TASK OBJECTIVE: Extract each line from the entries below that has the string "showing" in it.

--- Start of RECORDS FOR PROCESSING ---

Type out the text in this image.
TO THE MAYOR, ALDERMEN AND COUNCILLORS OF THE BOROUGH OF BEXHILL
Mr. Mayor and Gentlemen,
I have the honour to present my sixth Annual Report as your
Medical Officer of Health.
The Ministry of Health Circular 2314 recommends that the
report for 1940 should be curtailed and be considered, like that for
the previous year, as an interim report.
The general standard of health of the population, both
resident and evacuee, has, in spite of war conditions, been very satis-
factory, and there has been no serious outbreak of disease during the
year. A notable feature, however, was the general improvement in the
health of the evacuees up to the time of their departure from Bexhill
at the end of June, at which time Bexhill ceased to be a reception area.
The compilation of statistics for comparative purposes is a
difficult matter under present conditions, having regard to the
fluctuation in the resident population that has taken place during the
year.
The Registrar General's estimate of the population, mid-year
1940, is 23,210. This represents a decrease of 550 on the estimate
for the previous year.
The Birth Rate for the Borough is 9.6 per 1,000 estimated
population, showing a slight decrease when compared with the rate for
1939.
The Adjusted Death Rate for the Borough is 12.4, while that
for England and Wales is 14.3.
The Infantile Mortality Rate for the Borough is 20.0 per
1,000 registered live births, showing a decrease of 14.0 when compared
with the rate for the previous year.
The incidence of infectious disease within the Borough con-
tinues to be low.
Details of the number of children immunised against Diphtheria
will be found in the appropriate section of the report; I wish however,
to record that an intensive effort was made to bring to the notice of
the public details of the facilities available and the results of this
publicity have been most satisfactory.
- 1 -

--- End of RECORDS FOR PROCESSING ---

FINISHED ANSWER:
population, showing a slight decrease when compared with the rate for
1,000 registered live births, showing a decrease of 14.0 when compared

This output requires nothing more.